● **Goal**:
Include in the output the line containing "Transcribe the text in this document." and each subsequent line of the records, through the end, transcribed exactly. Add nothing else.

● **Records for the task**:

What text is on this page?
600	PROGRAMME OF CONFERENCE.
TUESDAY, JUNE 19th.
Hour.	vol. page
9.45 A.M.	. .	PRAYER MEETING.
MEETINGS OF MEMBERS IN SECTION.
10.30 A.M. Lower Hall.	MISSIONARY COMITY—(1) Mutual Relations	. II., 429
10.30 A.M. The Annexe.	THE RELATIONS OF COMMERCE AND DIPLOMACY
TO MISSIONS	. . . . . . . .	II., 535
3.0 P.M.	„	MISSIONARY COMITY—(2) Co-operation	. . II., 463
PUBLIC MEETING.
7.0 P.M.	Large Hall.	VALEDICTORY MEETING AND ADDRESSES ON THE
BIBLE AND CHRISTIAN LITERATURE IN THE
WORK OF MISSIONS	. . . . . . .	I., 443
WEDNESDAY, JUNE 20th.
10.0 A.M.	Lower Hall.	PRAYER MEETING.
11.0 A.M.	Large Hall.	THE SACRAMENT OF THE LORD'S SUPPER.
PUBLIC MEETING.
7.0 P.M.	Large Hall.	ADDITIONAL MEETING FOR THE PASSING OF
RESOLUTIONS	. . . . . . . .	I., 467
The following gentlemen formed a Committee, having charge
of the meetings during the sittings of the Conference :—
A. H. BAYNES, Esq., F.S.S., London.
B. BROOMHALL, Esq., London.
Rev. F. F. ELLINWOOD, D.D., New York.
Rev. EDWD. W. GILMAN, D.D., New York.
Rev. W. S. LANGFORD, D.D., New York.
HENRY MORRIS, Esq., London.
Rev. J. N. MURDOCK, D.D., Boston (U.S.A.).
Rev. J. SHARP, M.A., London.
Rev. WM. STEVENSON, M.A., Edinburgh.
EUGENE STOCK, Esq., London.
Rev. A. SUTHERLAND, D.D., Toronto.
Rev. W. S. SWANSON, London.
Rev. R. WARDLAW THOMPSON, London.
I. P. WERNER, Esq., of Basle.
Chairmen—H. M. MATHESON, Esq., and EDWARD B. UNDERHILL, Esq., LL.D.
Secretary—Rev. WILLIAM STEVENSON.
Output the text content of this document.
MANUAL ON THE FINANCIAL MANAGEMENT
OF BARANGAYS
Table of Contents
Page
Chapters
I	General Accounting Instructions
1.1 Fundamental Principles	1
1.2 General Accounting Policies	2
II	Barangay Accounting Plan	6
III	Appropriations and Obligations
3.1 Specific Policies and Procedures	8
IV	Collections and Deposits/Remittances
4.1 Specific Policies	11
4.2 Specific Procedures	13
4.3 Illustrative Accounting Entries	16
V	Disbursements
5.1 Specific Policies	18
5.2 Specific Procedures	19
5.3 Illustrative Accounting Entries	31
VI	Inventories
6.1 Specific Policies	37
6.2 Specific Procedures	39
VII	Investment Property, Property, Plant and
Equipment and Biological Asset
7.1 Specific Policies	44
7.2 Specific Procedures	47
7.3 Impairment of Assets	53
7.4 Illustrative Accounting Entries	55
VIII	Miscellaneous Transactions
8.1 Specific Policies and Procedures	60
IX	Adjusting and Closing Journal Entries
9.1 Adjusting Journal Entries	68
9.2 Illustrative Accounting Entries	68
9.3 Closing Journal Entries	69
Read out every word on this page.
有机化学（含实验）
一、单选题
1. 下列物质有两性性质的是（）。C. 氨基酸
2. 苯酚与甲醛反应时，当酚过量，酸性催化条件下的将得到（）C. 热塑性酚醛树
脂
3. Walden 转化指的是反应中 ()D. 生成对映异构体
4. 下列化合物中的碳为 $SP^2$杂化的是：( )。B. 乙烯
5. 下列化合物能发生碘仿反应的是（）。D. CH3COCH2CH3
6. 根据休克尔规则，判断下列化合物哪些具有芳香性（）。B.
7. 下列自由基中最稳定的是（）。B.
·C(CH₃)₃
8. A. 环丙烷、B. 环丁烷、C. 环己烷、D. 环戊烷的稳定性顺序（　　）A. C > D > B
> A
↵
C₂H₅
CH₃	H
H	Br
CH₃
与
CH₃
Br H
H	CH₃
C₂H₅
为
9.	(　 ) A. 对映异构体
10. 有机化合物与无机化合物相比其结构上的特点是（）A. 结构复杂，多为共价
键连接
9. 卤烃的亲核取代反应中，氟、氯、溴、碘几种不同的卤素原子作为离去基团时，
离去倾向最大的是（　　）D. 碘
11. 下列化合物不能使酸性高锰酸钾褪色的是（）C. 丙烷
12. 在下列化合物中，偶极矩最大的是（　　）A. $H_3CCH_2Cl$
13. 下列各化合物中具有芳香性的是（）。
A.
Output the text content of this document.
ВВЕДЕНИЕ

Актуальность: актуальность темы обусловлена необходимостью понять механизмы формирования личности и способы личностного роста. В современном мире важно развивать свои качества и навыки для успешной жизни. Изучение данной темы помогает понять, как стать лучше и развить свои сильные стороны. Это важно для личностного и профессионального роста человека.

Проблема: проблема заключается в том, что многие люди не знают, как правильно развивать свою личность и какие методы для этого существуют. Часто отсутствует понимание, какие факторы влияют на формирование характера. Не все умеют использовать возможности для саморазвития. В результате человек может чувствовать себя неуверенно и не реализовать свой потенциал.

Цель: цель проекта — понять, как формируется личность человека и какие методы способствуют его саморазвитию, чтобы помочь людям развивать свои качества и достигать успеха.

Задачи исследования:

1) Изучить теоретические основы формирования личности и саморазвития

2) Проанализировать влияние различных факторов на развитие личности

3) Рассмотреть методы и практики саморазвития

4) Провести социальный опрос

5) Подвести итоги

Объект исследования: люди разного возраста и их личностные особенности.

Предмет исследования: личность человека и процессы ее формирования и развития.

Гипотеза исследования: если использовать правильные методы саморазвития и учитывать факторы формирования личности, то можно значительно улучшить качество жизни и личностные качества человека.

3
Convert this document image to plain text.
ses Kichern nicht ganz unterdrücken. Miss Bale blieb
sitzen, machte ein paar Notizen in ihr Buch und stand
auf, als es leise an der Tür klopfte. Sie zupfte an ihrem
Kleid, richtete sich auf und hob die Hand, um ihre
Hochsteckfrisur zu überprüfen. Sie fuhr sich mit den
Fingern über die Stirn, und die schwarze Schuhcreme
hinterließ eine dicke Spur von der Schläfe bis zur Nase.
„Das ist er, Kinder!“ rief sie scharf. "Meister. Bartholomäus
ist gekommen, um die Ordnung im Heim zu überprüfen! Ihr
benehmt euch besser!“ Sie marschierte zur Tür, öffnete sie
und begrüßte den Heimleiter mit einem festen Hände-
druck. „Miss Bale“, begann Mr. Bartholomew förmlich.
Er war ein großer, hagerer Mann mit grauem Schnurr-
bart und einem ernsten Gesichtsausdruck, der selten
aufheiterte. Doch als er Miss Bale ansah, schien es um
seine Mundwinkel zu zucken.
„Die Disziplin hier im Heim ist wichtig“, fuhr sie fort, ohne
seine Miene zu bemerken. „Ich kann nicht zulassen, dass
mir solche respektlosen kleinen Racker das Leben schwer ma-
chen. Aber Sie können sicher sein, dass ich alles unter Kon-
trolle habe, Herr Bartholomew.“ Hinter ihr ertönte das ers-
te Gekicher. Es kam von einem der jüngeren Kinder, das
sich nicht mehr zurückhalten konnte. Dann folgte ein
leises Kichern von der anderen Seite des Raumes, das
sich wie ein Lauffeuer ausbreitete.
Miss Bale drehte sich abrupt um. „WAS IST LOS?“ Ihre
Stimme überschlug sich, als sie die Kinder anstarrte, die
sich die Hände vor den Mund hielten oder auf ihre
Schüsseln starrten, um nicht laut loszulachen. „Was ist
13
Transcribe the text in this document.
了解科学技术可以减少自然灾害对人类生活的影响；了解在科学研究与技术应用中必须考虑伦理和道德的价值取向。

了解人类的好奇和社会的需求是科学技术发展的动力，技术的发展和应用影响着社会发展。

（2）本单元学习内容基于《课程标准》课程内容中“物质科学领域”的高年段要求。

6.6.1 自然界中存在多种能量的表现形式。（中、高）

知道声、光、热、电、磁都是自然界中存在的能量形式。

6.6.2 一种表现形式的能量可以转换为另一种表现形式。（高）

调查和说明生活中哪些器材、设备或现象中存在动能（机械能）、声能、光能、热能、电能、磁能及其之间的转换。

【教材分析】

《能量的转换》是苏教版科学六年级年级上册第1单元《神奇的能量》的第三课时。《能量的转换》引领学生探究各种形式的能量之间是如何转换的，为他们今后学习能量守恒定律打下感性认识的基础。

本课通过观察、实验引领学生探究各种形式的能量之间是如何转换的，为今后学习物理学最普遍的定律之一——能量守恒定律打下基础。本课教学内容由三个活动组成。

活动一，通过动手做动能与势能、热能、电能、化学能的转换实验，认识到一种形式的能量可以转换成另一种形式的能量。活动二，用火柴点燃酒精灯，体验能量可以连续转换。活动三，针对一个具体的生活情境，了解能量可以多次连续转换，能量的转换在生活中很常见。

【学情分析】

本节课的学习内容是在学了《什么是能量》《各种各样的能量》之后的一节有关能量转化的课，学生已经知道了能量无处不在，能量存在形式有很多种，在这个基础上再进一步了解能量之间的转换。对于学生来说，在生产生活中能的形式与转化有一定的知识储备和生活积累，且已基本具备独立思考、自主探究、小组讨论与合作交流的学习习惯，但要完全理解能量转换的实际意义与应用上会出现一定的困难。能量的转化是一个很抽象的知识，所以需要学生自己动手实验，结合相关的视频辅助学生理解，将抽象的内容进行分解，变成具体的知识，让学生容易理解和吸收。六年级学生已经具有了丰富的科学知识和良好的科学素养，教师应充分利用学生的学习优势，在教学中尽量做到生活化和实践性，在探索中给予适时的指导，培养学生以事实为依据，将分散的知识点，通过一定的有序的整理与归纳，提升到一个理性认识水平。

● **Response to the exercise**:
Transcribe the text in this document.
了解科学技术可以减少自然灾害对人类生活的影响；了解在科学研究与技术应用中必须考虑伦理和道德的价值取向。

了解人类的好奇和社会的需求是科学技术发展的动力，技术的发展和应用影响着社会发展。

（2）本单元学习内容基于《课程标准》课程内容中“物质科学领域”的高年段要求。

6.6.1 自然界中存在多种能量的表现形式。（中、高）

知道声、光、热、电、磁都是自然界中存在的能量形式。

6.6.2 一种表现形式的能量可以转换为另一种表现形式。（高）

调查和说明生活中哪些器材、设备或现象中存在动能（机械能）、声能、光能、热能、电能、磁能及其之间的转换。

【教材分析】

《能量的转换》是苏教版科学六年级年级上册第1单元《神奇的能量》的第三课时。《能量的转换》引领学生探究各种形式的能量之间是如何转换的，为他们今后学习能量守恒定律打下感性认识的基础。

本课通过观察、实验引领学生探究各种形式的能量之间是如何转换的，为今后学习物理学最普遍的定律之一——能量守恒定律打下基础。本课教学内容由三个活动组成。

活动一，通过动手做动能与势能、热能、电能、化学能的转换实验，认识到一种形式的能量可以转换成另一种形式的能量。活动二，用火柴点燃酒精灯，体验能量可以连续转换。活动三，针对一个具体的生活情境，了解能量可以多次连续转换，能量的转换在生活中很常见。

【学情分析】

本节课的学习内容是在学了《什么是能量》《各种各样的能量》之后的一节有关能量转化的课，学生已经知道了能量无处不在，能量存在形式有很多种，在这个基础上再进一步了解能量之间的转换。对于学生来说，在生产生活中能的形式与转化有一定的知识储备和生活积累，且已基本具备独立思考、自主探究、小组讨论与合作交流的学习习惯，但要完全理解能量转换的实际意义与应用上会出现一定的困难。能量的转化是一个很抽象的知识，所以需要学生自己动手实验，结合相关的视频辅助学生理解，将抽象的内容进行分解，变成具体的知识，让学生容易理解和吸收。六年级学生已经具有了丰富的科学知识和良好的科学素养，教师应充分利用学生的学习优势，在教学中尽量做到生活化和实践性，在探索中给予适时的指导，培养学生以事实为依据，将分散的知识点，通过一定的有序的整理与归纳，提升到一个理性认识水平。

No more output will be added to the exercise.